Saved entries
* begin *

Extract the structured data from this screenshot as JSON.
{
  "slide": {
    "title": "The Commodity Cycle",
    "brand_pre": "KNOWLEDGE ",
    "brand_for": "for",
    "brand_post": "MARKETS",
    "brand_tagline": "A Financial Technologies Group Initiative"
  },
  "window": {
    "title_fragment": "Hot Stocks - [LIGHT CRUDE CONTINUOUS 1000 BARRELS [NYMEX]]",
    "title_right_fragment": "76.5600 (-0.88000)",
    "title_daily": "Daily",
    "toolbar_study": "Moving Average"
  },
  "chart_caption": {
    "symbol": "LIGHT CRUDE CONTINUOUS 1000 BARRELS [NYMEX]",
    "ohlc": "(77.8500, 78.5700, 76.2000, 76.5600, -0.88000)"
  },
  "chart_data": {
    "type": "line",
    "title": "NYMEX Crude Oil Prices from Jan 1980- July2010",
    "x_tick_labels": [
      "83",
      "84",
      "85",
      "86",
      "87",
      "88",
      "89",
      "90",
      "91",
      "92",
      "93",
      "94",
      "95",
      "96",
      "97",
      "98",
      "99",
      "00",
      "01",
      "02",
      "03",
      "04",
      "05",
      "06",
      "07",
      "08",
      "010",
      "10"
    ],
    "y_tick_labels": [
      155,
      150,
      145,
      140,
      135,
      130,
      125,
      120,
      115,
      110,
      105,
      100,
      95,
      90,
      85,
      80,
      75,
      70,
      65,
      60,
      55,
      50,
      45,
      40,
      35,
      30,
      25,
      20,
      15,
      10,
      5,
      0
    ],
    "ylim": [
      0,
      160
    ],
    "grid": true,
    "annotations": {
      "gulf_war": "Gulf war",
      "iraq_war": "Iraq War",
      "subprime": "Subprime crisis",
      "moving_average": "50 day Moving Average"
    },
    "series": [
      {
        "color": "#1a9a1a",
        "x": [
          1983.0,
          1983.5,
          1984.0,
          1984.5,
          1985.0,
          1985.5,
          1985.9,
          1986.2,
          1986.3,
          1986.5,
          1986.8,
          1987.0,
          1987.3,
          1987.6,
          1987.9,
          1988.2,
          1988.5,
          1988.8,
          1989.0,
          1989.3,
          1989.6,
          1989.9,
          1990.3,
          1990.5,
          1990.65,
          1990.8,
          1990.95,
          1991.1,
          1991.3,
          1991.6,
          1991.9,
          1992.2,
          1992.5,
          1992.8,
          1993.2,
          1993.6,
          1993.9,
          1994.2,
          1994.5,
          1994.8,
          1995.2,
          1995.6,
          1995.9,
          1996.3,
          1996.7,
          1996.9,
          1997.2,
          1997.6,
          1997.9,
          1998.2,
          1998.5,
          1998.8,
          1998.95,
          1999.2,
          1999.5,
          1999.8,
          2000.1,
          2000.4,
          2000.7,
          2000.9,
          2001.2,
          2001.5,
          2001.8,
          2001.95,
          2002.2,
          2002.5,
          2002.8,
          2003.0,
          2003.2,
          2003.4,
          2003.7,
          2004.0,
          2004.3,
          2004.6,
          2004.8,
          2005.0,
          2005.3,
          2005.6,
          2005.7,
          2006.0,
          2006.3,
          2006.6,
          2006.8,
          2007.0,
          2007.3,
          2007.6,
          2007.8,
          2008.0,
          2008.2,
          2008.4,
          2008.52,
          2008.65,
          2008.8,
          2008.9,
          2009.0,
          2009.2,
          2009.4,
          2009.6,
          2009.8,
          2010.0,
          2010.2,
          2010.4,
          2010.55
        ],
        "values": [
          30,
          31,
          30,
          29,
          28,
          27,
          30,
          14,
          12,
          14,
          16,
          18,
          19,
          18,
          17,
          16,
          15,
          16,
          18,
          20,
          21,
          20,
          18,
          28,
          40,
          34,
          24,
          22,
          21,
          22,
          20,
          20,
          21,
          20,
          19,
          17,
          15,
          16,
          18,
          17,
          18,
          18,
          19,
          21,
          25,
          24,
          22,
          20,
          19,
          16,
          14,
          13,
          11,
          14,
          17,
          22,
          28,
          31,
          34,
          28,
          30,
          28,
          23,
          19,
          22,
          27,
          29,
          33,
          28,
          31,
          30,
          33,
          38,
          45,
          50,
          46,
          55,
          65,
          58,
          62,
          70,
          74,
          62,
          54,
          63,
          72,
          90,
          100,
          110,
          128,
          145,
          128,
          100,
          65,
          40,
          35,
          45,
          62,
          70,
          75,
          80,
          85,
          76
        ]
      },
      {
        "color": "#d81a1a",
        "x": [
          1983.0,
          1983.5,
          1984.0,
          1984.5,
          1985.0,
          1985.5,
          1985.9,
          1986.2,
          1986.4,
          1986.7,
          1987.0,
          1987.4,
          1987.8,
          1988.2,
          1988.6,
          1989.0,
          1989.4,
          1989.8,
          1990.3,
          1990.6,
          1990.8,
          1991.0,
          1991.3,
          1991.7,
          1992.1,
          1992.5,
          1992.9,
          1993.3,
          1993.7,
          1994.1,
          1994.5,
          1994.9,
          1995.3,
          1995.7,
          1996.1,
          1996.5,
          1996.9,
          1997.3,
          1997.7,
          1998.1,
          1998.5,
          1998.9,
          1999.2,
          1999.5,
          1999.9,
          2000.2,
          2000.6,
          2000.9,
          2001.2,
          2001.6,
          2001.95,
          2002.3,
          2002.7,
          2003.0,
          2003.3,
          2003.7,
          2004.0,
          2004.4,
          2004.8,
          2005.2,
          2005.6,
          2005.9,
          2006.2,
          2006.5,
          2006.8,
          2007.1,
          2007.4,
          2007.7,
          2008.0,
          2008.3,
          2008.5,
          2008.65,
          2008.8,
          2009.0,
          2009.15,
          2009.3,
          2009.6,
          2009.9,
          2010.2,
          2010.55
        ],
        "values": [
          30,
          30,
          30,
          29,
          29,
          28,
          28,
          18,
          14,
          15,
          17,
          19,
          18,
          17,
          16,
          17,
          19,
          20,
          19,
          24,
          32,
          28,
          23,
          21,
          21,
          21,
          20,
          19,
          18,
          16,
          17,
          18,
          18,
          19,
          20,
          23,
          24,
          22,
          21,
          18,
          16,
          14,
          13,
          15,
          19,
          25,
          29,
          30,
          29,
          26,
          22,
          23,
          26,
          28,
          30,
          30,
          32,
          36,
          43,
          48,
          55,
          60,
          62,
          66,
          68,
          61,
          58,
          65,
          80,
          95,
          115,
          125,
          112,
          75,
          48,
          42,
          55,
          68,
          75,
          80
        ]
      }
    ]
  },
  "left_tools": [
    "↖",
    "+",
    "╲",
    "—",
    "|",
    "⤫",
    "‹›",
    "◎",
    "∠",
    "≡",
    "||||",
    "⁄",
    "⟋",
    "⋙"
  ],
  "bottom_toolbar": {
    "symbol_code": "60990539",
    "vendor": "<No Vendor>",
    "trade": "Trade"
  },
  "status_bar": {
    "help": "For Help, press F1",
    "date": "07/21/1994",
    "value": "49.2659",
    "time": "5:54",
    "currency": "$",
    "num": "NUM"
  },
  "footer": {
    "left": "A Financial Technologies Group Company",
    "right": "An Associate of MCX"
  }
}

* end *
* begin *

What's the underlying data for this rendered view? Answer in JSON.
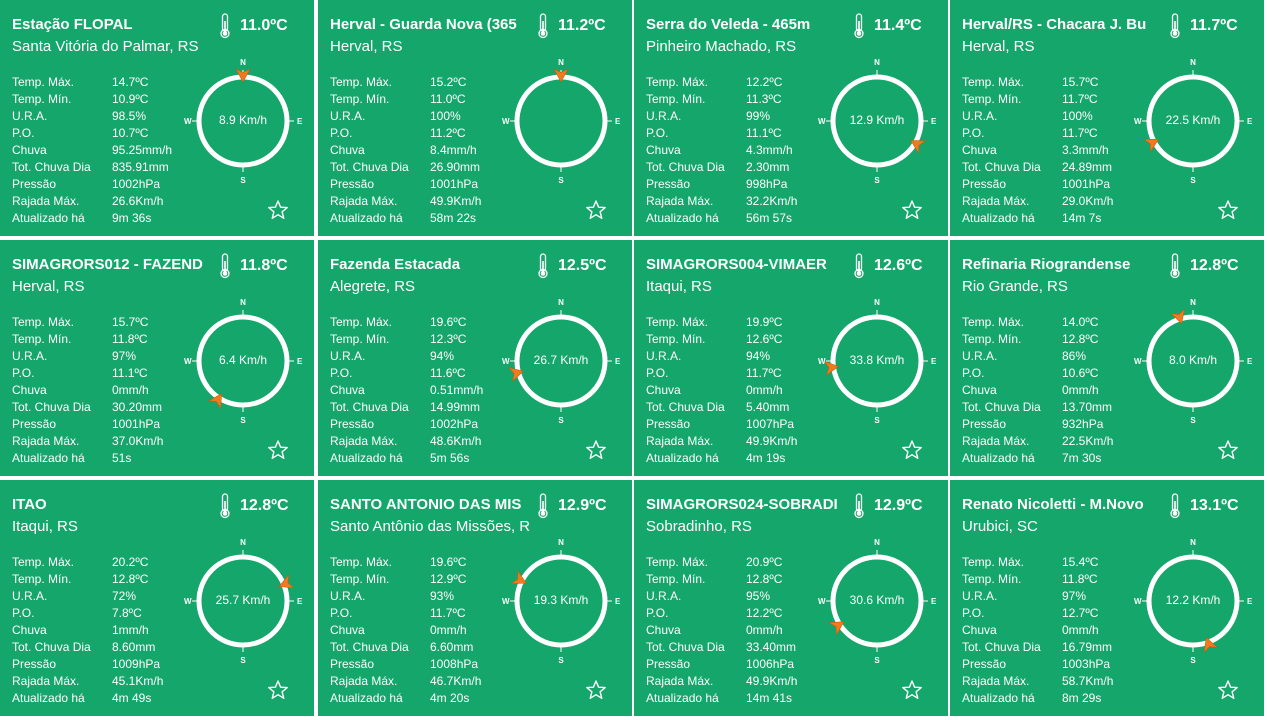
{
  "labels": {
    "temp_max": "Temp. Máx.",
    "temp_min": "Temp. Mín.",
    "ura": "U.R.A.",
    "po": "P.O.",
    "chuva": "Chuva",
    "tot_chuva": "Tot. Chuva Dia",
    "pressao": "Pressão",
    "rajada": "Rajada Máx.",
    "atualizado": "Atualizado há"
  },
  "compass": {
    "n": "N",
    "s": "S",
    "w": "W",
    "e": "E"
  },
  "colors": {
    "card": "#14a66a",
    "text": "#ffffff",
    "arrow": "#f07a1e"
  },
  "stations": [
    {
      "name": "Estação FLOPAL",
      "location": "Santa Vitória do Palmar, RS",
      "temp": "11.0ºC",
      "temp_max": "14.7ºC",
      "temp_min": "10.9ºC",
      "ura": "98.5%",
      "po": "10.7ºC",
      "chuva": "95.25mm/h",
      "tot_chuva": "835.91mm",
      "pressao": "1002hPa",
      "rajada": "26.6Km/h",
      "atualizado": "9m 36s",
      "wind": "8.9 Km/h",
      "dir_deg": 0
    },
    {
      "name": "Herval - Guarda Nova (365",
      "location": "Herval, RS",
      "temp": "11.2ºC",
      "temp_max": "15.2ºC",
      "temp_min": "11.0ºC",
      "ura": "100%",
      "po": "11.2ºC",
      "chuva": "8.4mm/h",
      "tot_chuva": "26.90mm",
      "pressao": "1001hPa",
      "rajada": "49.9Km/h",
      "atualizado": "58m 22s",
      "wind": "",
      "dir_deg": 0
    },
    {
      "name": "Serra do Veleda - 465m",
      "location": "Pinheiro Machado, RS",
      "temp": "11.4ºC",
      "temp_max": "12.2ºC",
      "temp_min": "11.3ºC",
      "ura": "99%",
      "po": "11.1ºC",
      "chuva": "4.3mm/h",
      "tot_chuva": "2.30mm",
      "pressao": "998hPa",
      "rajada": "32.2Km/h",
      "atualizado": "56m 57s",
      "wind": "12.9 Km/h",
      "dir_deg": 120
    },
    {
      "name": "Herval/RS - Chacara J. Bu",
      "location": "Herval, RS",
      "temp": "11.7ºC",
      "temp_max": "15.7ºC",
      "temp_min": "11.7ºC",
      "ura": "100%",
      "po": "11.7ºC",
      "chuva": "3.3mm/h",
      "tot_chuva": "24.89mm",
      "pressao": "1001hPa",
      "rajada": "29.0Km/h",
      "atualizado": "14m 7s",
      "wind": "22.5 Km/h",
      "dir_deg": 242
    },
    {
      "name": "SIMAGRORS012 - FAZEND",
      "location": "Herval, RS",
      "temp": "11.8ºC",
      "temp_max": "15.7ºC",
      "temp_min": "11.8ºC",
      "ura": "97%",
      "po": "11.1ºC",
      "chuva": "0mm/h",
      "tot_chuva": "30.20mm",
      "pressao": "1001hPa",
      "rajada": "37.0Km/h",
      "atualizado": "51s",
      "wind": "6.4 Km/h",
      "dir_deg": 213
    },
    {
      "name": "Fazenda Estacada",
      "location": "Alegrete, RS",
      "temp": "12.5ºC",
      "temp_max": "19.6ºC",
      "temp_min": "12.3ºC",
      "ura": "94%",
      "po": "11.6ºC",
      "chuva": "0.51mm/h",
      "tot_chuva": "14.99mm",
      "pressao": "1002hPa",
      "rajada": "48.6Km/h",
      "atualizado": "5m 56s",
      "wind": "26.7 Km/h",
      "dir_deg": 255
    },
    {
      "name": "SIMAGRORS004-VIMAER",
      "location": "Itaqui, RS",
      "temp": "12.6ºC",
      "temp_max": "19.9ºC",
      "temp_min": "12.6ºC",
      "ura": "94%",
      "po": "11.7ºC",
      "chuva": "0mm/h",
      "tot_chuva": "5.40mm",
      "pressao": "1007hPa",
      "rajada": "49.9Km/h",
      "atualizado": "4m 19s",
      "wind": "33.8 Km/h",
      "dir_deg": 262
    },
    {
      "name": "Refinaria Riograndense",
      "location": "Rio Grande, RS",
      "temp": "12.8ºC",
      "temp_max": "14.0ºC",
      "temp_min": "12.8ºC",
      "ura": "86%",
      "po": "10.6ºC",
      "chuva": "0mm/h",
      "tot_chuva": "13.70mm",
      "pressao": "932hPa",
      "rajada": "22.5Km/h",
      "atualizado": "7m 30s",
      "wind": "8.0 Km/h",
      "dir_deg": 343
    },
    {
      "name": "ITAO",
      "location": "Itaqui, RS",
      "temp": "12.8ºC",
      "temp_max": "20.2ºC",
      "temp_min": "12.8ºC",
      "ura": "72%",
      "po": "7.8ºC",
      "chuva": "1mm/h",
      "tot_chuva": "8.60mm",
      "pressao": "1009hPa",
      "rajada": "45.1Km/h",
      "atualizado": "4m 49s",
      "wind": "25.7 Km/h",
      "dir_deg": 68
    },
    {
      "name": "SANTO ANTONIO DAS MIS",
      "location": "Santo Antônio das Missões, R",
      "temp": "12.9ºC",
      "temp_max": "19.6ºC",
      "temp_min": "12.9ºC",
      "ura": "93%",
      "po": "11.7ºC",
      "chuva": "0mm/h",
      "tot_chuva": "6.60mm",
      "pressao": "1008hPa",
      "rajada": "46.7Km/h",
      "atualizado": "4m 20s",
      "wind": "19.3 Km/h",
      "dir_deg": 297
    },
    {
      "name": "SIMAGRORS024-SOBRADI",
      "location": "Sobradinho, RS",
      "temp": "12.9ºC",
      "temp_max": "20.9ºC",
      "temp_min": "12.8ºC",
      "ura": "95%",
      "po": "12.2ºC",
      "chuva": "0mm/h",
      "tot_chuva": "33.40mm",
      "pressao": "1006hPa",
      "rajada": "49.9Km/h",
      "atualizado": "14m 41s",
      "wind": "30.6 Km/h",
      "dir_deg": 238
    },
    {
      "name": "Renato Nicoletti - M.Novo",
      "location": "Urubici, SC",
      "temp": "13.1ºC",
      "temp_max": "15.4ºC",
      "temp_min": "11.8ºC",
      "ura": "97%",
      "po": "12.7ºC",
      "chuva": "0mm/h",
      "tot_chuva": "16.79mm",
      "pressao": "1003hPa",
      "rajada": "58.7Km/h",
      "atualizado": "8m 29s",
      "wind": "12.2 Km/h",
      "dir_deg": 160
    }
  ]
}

* end *

#### Task prompt:
List the lines of the material in which the word "CONTINUOUS" occurs.

#### Written answer:
    "title_fragment": "Hot Stocks - [LIGHT CRUDE CONTINUOUS 1000 BARRELS [NYMEX]]",
    "symbol": "LIGHT CRUDE CONTINUOUS 1000 BARRELS [NYMEX]",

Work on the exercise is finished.